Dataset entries

◆ ◆ ◆ ◆ ◆ ◆ ◆

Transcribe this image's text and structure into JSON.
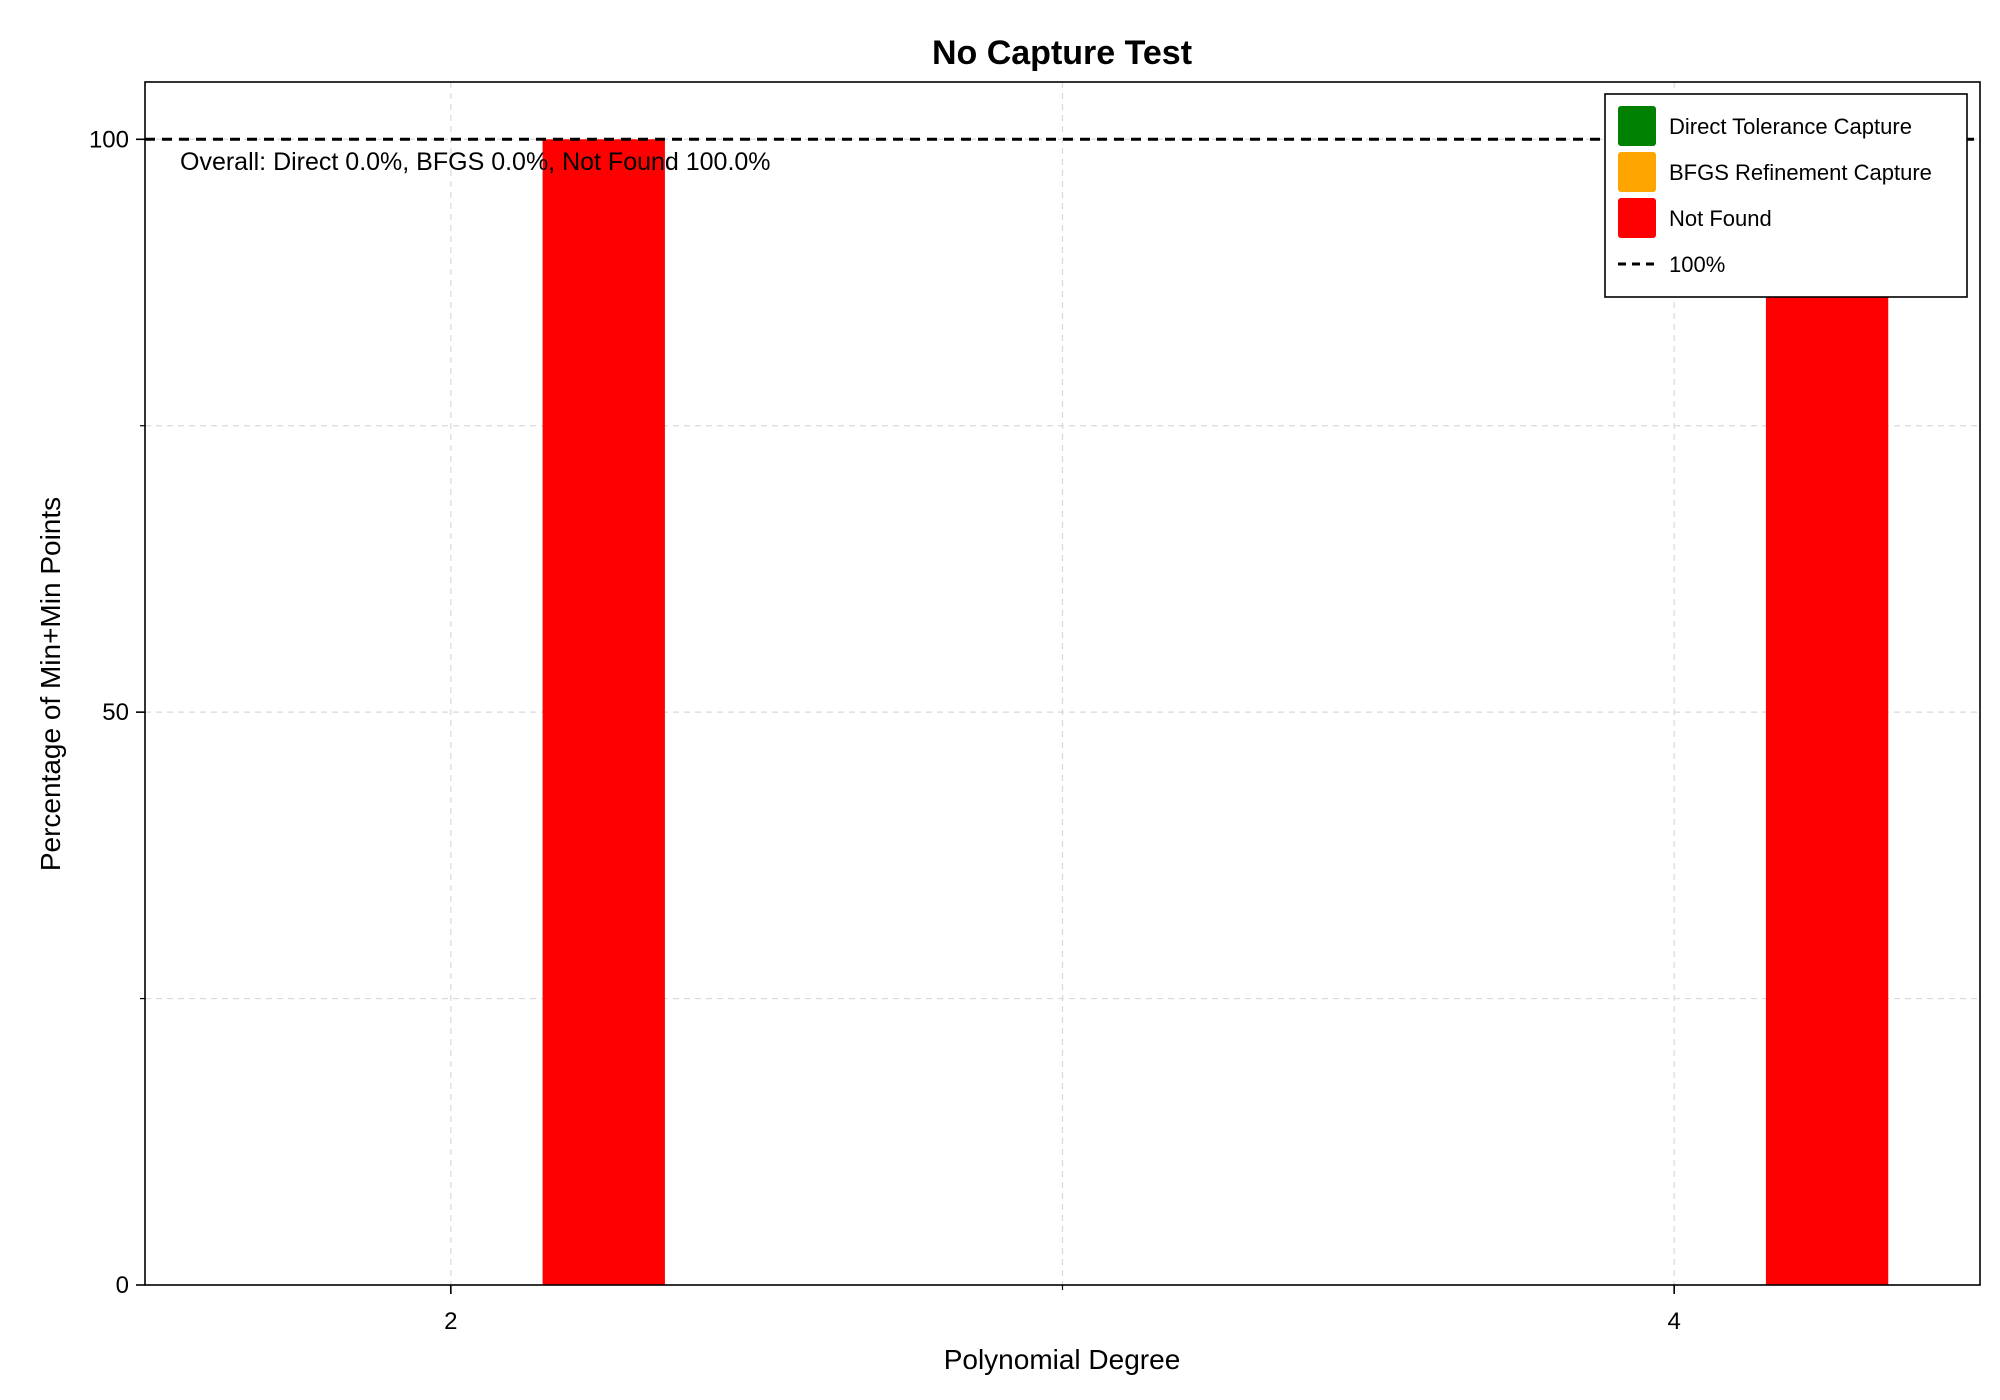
{
  "chart_data": {
    "type": "bar",
    "title": "No Capture Test",
    "xlabel": "Polynomial Degree",
    "ylabel": "Percentage of Min+Min Points",
    "x": [
      2,
      4
    ],
    "xticks": [
      "2",
      "4"
    ],
    "yticks": [
      "0",
      "50",
      "100"
    ],
    "xlim": [
      1.5,
      4.5
    ],
    "ylim": [
      0,
      105
    ],
    "grid": true,
    "stacked": true,
    "bar_offset": 0.25,
    "bar_width": 0.2,
    "series": [
      {
        "name": "Direct Tolerance Capture",
        "color": "#008000",
        "values": [
          0,
          0
        ]
      },
      {
        "name": "BFGS Refinement Capture",
        "color": "#ffa500",
        "values": [
          0,
          0
        ]
      },
      {
        "name": "Not Found",
        "color": "#ff0000",
        "values": [
          100,
          100
        ]
      }
    ],
    "reference_line": {
      "name": "100%",
      "y": 100,
      "style": "dashed",
      "color": "#000000"
    },
    "annotation": "Overall: Direct 0.0%, BFGS 0.0%, Not Found 100.0%",
    "legend_position": "top-right"
  }
}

◆ ◆ ◆ ◆ ◆ ◆ ◆

* _Request_
Copy, from the material, each line that holds the string "Capture".

* _Solution to this task_
    "title": "No Capture Test",
        "name": "Direct Tolerance Capture",
        "name": "BFGS Refinement Capture",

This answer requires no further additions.